:: ENTRIES PROVIDED ::
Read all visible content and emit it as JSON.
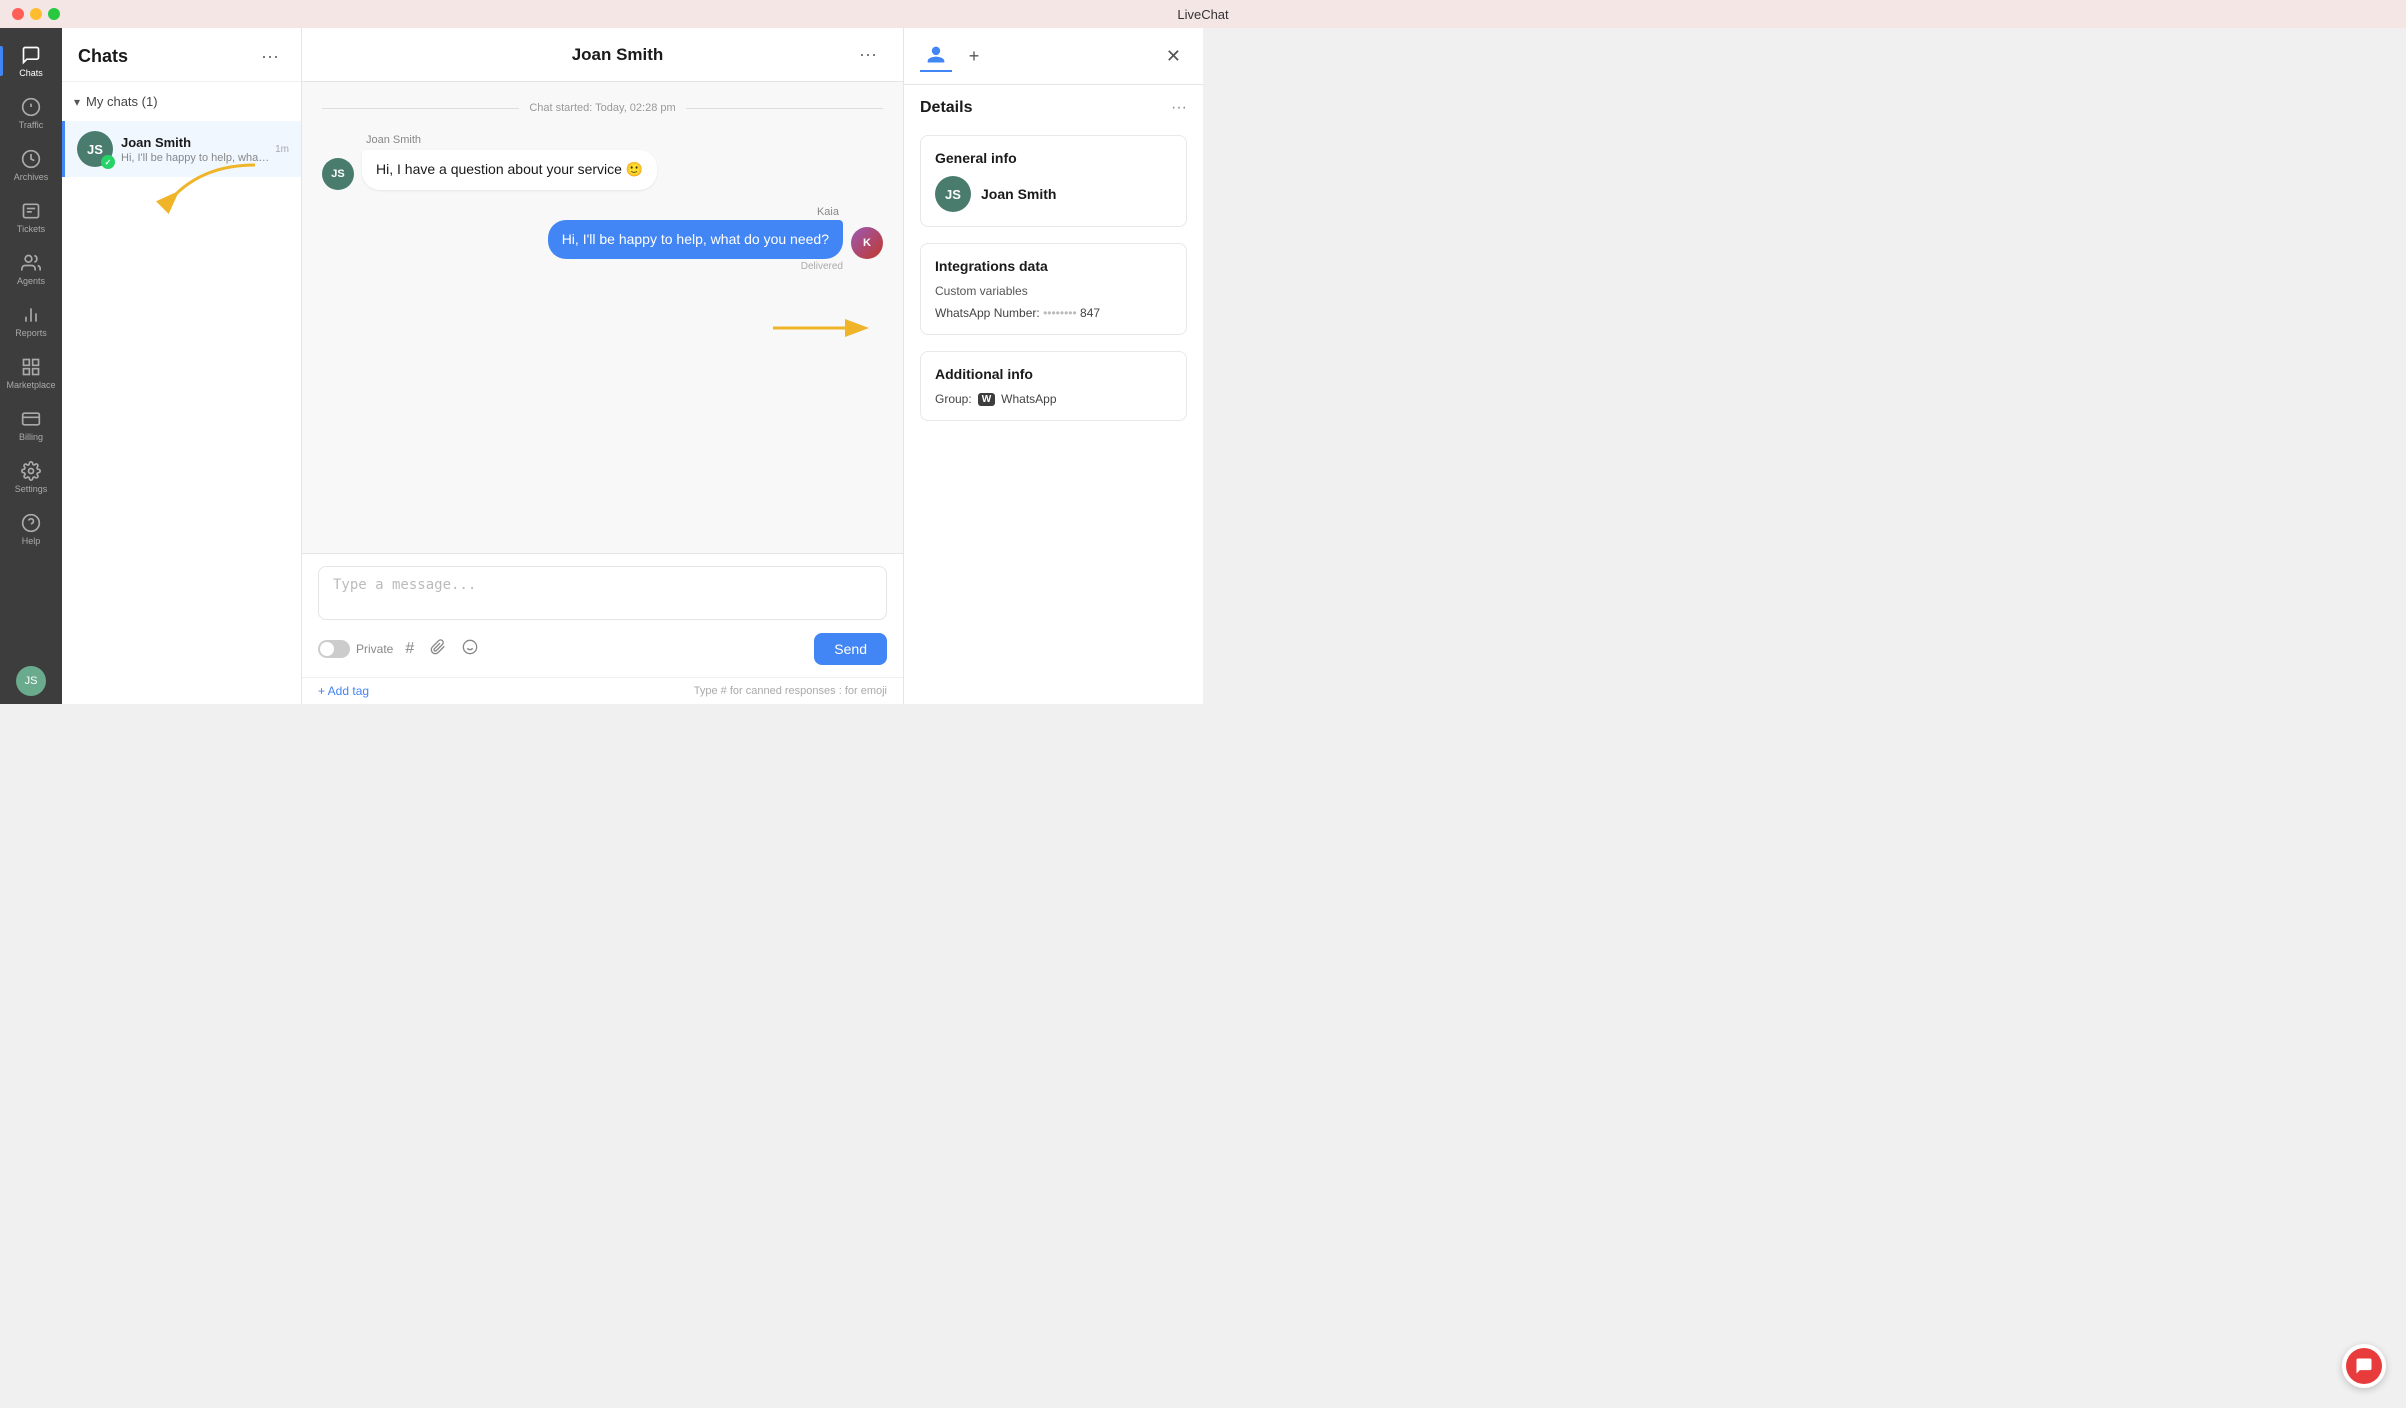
{
  "titleBar": {
    "title": "LiveChat",
    "close": "×",
    "minimize": "−",
    "maximize": "+"
  },
  "sidebar": {
    "items": [
      {
        "id": "chats",
        "label": "Chats",
        "icon": "💬",
        "active": true
      },
      {
        "id": "traffic",
        "label": "Traffic",
        "icon": "📊"
      },
      {
        "id": "archives",
        "label": "Archives",
        "icon": "🕐"
      },
      {
        "id": "tickets",
        "label": "Tickets",
        "icon": "🎫"
      },
      {
        "id": "agents",
        "label": "Agents",
        "icon": "👥"
      },
      {
        "id": "reports",
        "label": "Reports",
        "icon": "📈"
      },
      {
        "id": "marketplace",
        "label": "Marketplace",
        "icon": "⊞"
      },
      {
        "id": "billing",
        "label": "Billing",
        "icon": "⊟"
      },
      {
        "id": "settings",
        "label": "Settings",
        "icon": "⚙"
      },
      {
        "id": "help",
        "label": "Help",
        "icon": "?"
      }
    ],
    "avatarInitials": "JS"
  },
  "chatList": {
    "title": "Chats",
    "menuDots": "···",
    "myChats": {
      "label": "My chats (1)",
      "count": 1
    },
    "items": [
      {
        "id": "joan-smith",
        "name": "Joan Smith",
        "preview": "Hi, I'll be happy to help, what do ...",
        "time": "1m",
        "avatarInitials": "JS",
        "hasWhatsApp": true,
        "active": true
      }
    ]
  },
  "chatWindow": {
    "contactName": "Joan Smith",
    "menuDots": "···",
    "chatStarted": "Chat started: Today, 02:28 pm",
    "messages": [
      {
        "id": 1,
        "sender": "Joan Smith",
        "content": "Hi, I have a question about your service 🙂",
        "type": "incoming",
        "avatarInitials": "JS"
      },
      {
        "id": 2,
        "sender": "Kaia",
        "content": "Hi, I'll be happy to help, what do you need?",
        "type": "outgoing",
        "status": "Delivered"
      }
    ],
    "input": {
      "placeholder": "Type a message...",
      "privateLabel": "Private",
      "sendLabel": "Send"
    },
    "footer": {
      "addTag": "+ Add tag",
      "hint": "Type # for canned responses  : for emoji"
    }
  },
  "detailsPanel": {
    "title": "Details",
    "menuDots": "···",
    "closeBtn": "✕",
    "sections": {
      "generalInfo": {
        "title": "General info",
        "name": "Joan Smith",
        "avatarInitials": "JS"
      },
      "integrationsData": {
        "title": "Integrations data",
        "customVariables": "Custom variables",
        "whatsappLabel": "WhatsApp Number:",
        "whatsappMasked": "••••••••",
        "whatsappSuffix": "847"
      },
      "additionalInfo": {
        "title": "Additional info",
        "groupLabel": "Group:",
        "groupBadge": "W",
        "groupName": "WhatsApp"
      }
    }
  }
}
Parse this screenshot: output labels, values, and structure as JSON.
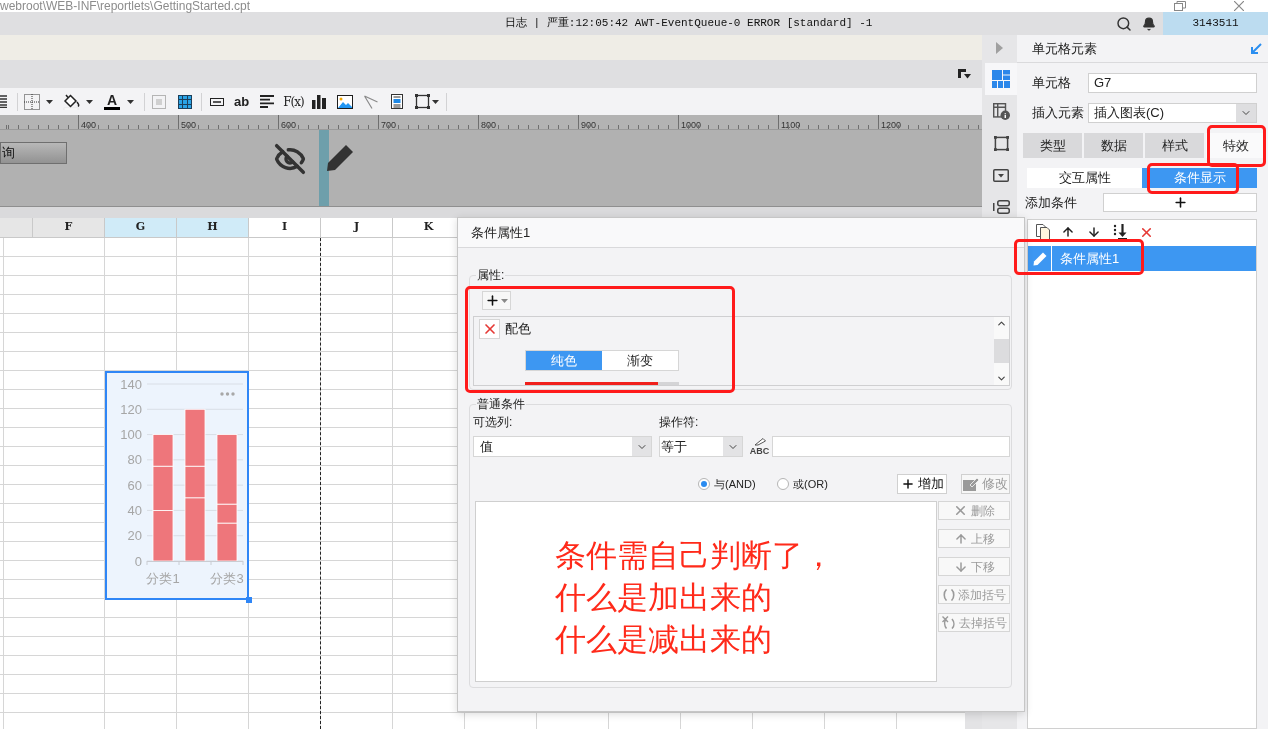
{
  "window": {
    "path": "webroot\\WEB-INF\\reportlets\\GettingStarted.cpt"
  },
  "log_bar": {
    "message": "日志 | 严重:12:05:42 AWT-EventQueue-0 ERROR [standard] -1",
    "user_id": "3143511"
  },
  "toolbar": {
    "font_color_glyph": "A",
    "text_glyph": "ab",
    "formula_glyph": "F(x)"
  },
  "ruler": {
    "labels": [
      "400",
      "500",
      "600",
      "700",
      "800",
      "900",
      "1000",
      "1100",
      "1200"
    ]
  },
  "parameter_pane": {
    "button_label": "询"
  },
  "sheet": {
    "columns": [
      {
        "label": "F",
        "selected": false,
        "shaded": true
      },
      {
        "label": "G",
        "selected": true,
        "shaded": false
      },
      {
        "label": "H",
        "selected": true,
        "shaded": false
      },
      {
        "label": "I",
        "selected": false,
        "shaded": false
      },
      {
        "label": "J",
        "selected": false,
        "shaded": false
      },
      {
        "label": "K",
        "selected": false,
        "shaded": false
      }
    ],
    "chart": {
      "chart_data": {
        "type": "bar",
        "categories": [
          "分类1",
          null,
          "分类3"
        ],
        "series": [
          {
            "color": "#ee767b",
            "values": [
              40,
              50,
              30
            ]
          },
          {
            "color": "#ee767b",
            "values": [
              35,
              25,
              15
            ]
          },
          {
            "color": "#ee767b",
            "values": [
              25,
              45,
              55
            ]
          }
        ],
        "stacked": true,
        "grid": true,
        "ylim": [
          0,
          140
        ],
        "yticks": [
          0,
          20,
          40,
          60,
          80,
          100,
          120,
          140
        ]
      }
    }
  },
  "dialog": {
    "title": "条件属性1",
    "properties_label": "属性:",
    "properties": [
      {
        "name": "配色",
        "modes": [
          {
            "label": "纯色",
            "selected": true
          },
          {
            "label": "渐变",
            "selected": false
          }
        ]
      }
    ],
    "conditions_label": "普通条件",
    "column_label": "可选列:",
    "column_value": "值",
    "operator_label": "操作符:",
    "operator_value": "等于",
    "formula_glyph": "ABC",
    "logic": [
      {
        "label": "与(AND)",
        "selected": true
      },
      {
        "label": "或(OR)",
        "selected": false
      }
    ],
    "add_button": {
      "label": "增加",
      "disabled": false
    },
    "edit_button": {
      "label": "修改",
      "disabled": true
    },
    "side_buttons": [
      {
        "kind": "delete",
        "label": "删除",
        "disabled": true
      },
      {
        "kind": "up",
        "label": "上移",
        "disabled": true
      },
      {
        "kind": "down",
        "label": "下移",
        "disabled": true
      },
      {
        "kind": "add_brackets",
        "label": "添加括号",
        "disabled": true
      },
      {
        "kind": "remove_brackets",
        "label": "去掉括号",
        "disabled": true
      }
    ],
    "note_lines": [
      "条件需自己判断了，",
      "什么是加出来的",
      "什么是减出来的"
    ]
  },
  "side_tabs": [
    {
      "kind": "grid",
      "selected": true
    },
    {
      "kind": "info",
      "selected": false
    },
    {
      "kind": "square",
      "selected": false
    },
    {
      "kind": "dropdown",
      "selected": false
    },
    {
      "kind": "stack",
      "selected": false
    }
  ],
  "panel": {
    "title": "单元格元素",
    "cell_label": "单元格",
    "cell_value": "G7",
    "insert_label": "插入元素",
    "insert_value": "插入图表(C)",
    "tabs": [
      {
        "label": "类型",
        "selected": false
      },
      {
        "label": "数据",
        "selected": false
      },
      {
        "label": "样式",
        "selected": false
      },
      {
        "label": "特效",
        "selected": true
      }
    ],
    "subtabs": [
      {
        "label": "交互属性",
        "selected": false
      },
      {
        "label": "条件显示",
        "selected": true
      }
    ],
    "add_condition_label": "添加条件",
    "conditions": [
      {
        "label": "条件属性1",
        "selected": true
      }
    ]
  }
}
:::
▶ _EXERCISE DESCRIPTION_
Pictures are not part of the copy; reproduce everything else in the records exactly.

▶ _RESULT FOR THIS TASK_
Read all visible content and emit it as JSON.
{
  "titleBar": {
    "title": "LiveChat",
    "close": "×",
    "minimize": "−",
    "maximize": "+"
  },
  "sidebar": {
    "items": [
      {
        "id": "chats",
        "label": "Chats",
        "icon": "💬",
        "active": true
      },
      {
        "id": "traffic",
        "label": "Traffic",
        "icon": "📊"
      },
      {
        "id": "archives",
        "label": "Archives",
        "icon": "🕐"
      },
      {
        "id": "tickets",
        "label": "Tickets",
        "icon": "🎫"
      },
      {
        "id": "agents",
        "label": "Agents",
        "icon": "👥"
      },
      {
        "id": "reports",
        "label": "Reports",
        "icon": "📈"
      },
      {
        "id": "marketplace",
        "label": "Marketplace",
        "icon": "⊞"
      },
      {
        "id": "billing",
        "label": "Billing",
        "icon": "⊟"
      },
      {
        "id": "settings",
        "label": "Settings",
        "icon": "⚙"
      },
      {
        "id": "help",
        "label": "Help",
        "icon": "?"
      }
    ],
    "avatarInitials": "JS"
  },
  "chatList": {
    "title": "Chats",
    "menuDots": "···",
    "myChats": {
      "label": "My chats (1)",
      "count": 1
    },
    "items": [
      {
        "id": "joan-smith",
        "name": "Joan Smith",
        "preview": "Hi, I'll be happy to help, what do ...",
        "time": "1m",
        "avatarInitials": "JS",
        "hasWhatsApp": true,
        "active": true
      }
    ]
  },
  "chatWindow": {
    "contactName": "Joan Smith",
    "menuDots": "···",
    "chatStarted": "Chat started: Today, 02:28 pm",
    "messages": [
      {
        "id": 1,
        "sender": "Joan Smith",
        "content": "Hi, I have a question about your service 🙂",
        "type": "incoming",
        "avatarInitials": "JS"
      },
      {
        "id": 2,
        "sender": "Kaia",
        "content": "Hi, I'll be happy to help, what do you need?",
        "type": "outgoing",
        "status": "Delivered"
      }
    ],
    "input": {
      "placeholder": "Type a message...",
      "privateLabel": "Private",
      "sendLabel": "Send"
    },
    "footer": {
      "addTag": "+ Add tag",
      "hint": "Type # for canned responses  : for emoji"
    }
  },
  "detailsPanel": {
    "title": "Details",
    "menuDots": "···",
    "closeBtn": "✕",
    "sections": {
      "generalInfo": {
        "title": "General info",
        "name": "Joan Smith",
        "avatarInitials": "JS"
      },
      "integrationsData": {
        "title": "Integrations data",
        "customVariables": "Custom variables",
        "whatsappLabel": "WhatsApp Number:",
        "whatsappMasked": "••••••••",
        "whatsappSuffix": "847"
      },
      "additionalInfo": {
        "title": "Additional info",
        "groupLabel": "Group:",
        "groupBadge": "W",
        "groupName": "WhatsApp"
      }
    }
  }
}
Parse this screenshot: output labels, values, and structure as JSON.
{
  "window": {
    "path": "webroot\\WEB-INF\\reportlets\\GettingStarted.cpt"
  },
  "log_bar": {
    "message": "日志 | 严重:12:05:42 AWT-EventQueue-0 ERROR [standard] -1",
    "user_id": "3143511"
  },
  "toolbar": {
    "font_color_glyph": "A",
    "text_glyph": "ab",
    "formula_glyph": "F(x)"
  },
  "ruler": {
    "labels": [
      "400",
      "500",
      "600",
      "700",
      "800",
      "900",
      "1000",
      "1100",
      "1200"
    ]
  },
  "parameter_pane": {
    "button_label": "询"
  },
  "sheet": {
    "columns": [
      {
        "label": "F",
        "selected": false,
        "shaded": true
      },
      {
        "label": "G",
        "selected": true,
        "shaded": false
      },
      {
        "label": "H",
        "selected": true,
        "shaded": false
      },
      {
        "label": "I",
        "selected": false,
        "shaded": false
      },
      {
        "label": "J",
        "selected": false,
        "shaded": false
      },
      {
        "label": "K",
        "selected": false,
        "shaded": false
      }
    ],
    "chart": {
      "chart_data": {
        "type": "bar",
        "categories": [
          "分类1",
          null,
          "分类3"
        ],
        "series": [
          {
            "color": "#ee767b",
            "values": [
              40,
              50,
              30
            ]
          },
          {
            "color": "#ee767b",
            "values": [
              35,
              25,
              15
            ]
          },
          {
            "color": "#ee767b",
            "values": [
              25,
              45,
              55
            ]
          }
        ],
        "stacked": true,
        "grid": true,
        "ylim": [
          0,
          140
        ],
        "yticks": [
          0,
          20,
          40,
          60,
          80,
          100,
          120,
          140
        ]
      }
    }
  },
  "dialog": {
    "title": "条件属性1",
    "properties_label": "属性:",
    "properties": [
      {
        "name": "配色",
        "modes": [
          {
            "label": "纯色",
            "selected": true
          },
          {
            "label": "渐变",
            "selected": false
          }
        ]
      }
    ],
    "conditions_label": "普通条件",
    "column_label": "可选列:",
    "column_value": "值",
    "operator_label": "操作符:",
    "operator_value": "等于",
    "formula_glyph": "ABC",
    "logic": [
      {
        "label": "与(AND)",
        "selected": true
      },
      {
        "label": "或(OR)",
        "selected": false
      }
    ],
    "add_button": {
      "label": "增加",
      "disabled": false
    },
    "edit_button": {
      "label": "修改",
      "disabled": true
    },
    "side_buttons": [
      {
        "kind": "delete",
        "label": "删除",
        "disabled": true
      },
      {
        "kind": "up",
        "label": "上移",
        "disabled": true
      },
      {
        "kind": "down",
        "label": "下移",
        "disabled": true
      },
      {
        "kind": "add_brackets",
        "label": "添加括号",
        "disabled": true
      },
      {
        "kind": "remove_brackets",
        "label": "去掉括号",
        "disabled": true
      }
    ],
    "note_lines": [
      "条件需自己判断了，",
      "什么是加出来的",
      "什么是减出来的"
    ]
  },
  "side_tabs": [
    {
      "kind": "grid",
      "selected": true
    },
    {
      "kind": "info",
      "selected": false
    },
    {
      "kind": "square",
      "selected": false
    },
    {
      "kind": "dropdown",
      "selected": false
    },
    {
      "kind": "stack",
      "selected": false
    }
  ],
  "panel": {
    "title": "单元格元素",
    "cell_label": "单元格",
    "cell_value": "G7",
    "insert_label": "插入元素",
    "insert_value": "插入图表(C)",
    "tabs": [
      {
        "label": "类型",
        "selected": false
      },
      {
        "label": "数据",
        "selected": false
      },
      {
        "label": "样式",
        "selected": false
      },
      {
        "label": "特效",
        "selected": true
      }
    ],
    "subtabs": [
      {
        "label": "交互属性",
        "selected": false
      },
      {
        "label": "条件显示",
        "selected": true
      }
    ],
    "add_condition_label": "添加条件",
    "conditions": [
      {
        "label": "条件属性1",
        "selected": true
      }
    ]
  }
}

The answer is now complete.